> _Work required_
In the records below, find each line containing the word "dakika" and copy it.

> _Exercise data_
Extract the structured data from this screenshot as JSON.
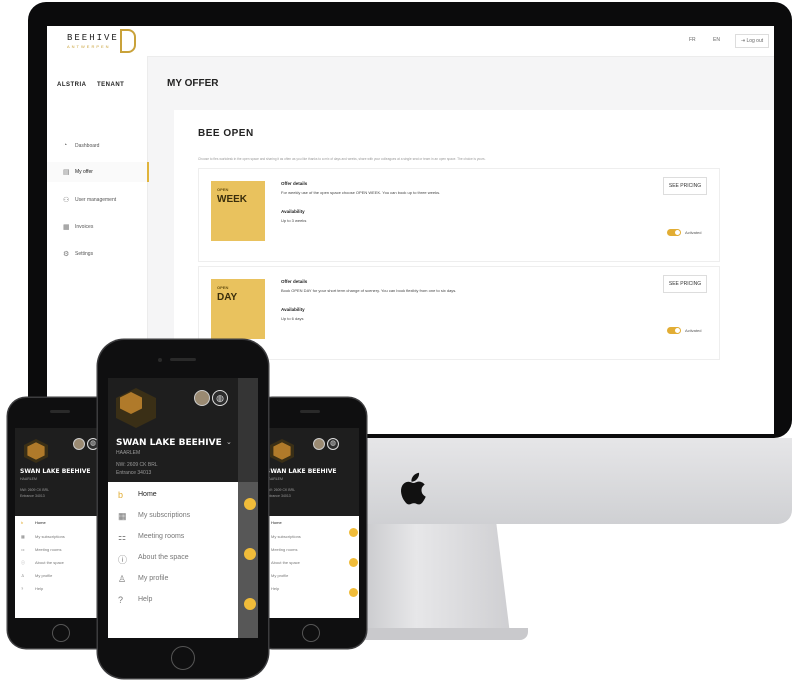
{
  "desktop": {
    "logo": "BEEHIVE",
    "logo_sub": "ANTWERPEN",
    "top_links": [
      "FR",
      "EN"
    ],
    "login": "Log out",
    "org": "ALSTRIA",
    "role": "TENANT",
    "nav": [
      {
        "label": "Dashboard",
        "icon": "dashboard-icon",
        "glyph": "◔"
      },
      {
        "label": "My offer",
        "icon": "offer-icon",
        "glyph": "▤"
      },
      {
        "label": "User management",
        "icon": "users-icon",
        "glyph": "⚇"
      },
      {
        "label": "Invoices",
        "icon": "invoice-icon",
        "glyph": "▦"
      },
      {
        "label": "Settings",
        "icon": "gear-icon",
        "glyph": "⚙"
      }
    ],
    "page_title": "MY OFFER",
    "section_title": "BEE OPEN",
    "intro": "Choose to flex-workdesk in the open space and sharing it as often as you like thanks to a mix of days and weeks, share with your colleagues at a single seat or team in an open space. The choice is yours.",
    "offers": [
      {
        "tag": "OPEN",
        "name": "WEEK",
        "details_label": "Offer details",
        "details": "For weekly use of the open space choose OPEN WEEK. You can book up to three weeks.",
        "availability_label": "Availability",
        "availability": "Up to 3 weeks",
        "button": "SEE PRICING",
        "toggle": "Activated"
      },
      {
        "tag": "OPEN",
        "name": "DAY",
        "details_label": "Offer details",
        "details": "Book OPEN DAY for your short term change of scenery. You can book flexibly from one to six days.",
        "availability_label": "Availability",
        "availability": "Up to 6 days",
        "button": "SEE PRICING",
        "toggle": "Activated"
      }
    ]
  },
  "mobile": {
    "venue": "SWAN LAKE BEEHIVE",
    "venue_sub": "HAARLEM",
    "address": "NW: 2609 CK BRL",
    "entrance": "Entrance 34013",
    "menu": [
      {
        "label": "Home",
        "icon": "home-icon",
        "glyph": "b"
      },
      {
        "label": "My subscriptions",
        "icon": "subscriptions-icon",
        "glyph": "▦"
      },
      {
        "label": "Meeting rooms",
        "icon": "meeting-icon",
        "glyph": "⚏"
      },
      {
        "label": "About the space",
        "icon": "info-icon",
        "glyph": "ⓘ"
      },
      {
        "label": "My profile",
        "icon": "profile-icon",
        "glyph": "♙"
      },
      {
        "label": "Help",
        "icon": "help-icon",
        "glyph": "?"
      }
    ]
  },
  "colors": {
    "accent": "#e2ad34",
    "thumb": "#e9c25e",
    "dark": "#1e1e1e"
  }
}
* * *
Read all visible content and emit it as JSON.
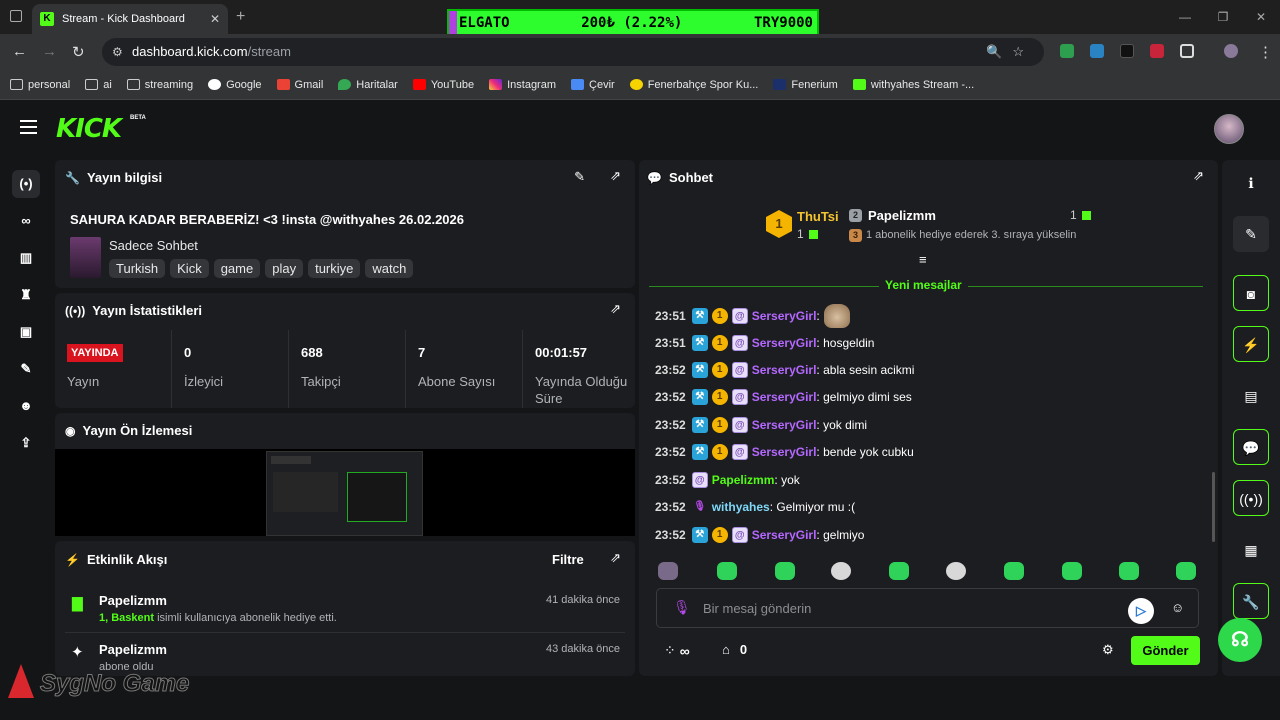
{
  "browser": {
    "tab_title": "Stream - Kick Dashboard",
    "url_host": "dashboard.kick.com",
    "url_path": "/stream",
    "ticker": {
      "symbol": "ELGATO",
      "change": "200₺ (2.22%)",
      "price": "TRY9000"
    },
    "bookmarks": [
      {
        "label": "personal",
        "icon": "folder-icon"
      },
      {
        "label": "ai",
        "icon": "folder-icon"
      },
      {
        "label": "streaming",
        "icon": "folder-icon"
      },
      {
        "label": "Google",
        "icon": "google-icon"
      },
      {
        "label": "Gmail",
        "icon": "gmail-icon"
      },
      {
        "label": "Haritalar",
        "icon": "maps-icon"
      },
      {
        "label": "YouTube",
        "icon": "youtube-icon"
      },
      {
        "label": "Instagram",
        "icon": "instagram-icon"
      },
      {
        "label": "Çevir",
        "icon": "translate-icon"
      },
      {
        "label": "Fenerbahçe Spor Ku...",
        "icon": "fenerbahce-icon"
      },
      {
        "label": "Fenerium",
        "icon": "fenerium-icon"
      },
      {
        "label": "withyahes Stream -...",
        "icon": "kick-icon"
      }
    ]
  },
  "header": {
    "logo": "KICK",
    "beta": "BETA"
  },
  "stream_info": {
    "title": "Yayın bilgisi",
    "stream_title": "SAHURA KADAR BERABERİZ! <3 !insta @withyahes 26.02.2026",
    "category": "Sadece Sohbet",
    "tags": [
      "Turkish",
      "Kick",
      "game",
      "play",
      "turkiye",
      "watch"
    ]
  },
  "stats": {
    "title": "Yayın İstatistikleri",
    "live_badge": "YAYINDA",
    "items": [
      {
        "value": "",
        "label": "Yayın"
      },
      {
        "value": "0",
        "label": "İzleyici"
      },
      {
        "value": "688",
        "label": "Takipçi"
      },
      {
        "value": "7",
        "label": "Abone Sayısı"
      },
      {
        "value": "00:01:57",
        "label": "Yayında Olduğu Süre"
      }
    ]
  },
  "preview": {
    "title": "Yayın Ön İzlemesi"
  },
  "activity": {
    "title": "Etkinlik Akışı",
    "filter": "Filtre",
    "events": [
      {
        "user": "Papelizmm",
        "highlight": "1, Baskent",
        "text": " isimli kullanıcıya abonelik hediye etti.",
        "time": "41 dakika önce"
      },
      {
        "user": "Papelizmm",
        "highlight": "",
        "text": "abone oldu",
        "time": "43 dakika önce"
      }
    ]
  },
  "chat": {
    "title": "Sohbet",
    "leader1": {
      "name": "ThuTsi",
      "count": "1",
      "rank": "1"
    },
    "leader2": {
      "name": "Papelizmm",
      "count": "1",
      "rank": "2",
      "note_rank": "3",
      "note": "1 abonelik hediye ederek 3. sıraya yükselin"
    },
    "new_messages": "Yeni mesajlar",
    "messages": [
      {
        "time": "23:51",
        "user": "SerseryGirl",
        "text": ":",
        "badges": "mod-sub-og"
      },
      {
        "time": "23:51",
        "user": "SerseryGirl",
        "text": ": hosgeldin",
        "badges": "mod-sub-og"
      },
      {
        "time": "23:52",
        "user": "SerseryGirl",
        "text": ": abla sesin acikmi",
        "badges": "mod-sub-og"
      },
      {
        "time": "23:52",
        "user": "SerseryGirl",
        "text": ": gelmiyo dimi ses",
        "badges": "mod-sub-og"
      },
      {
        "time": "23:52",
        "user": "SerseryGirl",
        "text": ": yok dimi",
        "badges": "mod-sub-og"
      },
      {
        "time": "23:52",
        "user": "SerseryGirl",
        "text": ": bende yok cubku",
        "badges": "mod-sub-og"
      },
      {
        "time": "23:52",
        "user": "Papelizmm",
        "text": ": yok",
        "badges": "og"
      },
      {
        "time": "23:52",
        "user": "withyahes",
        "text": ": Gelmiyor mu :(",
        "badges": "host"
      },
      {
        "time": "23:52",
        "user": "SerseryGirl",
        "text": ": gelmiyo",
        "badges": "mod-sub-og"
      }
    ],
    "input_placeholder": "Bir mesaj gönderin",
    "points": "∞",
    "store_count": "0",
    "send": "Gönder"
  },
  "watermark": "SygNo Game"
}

> _Full solution_
        "time": "41 dakika önce"
        "time": "43 dakika önce"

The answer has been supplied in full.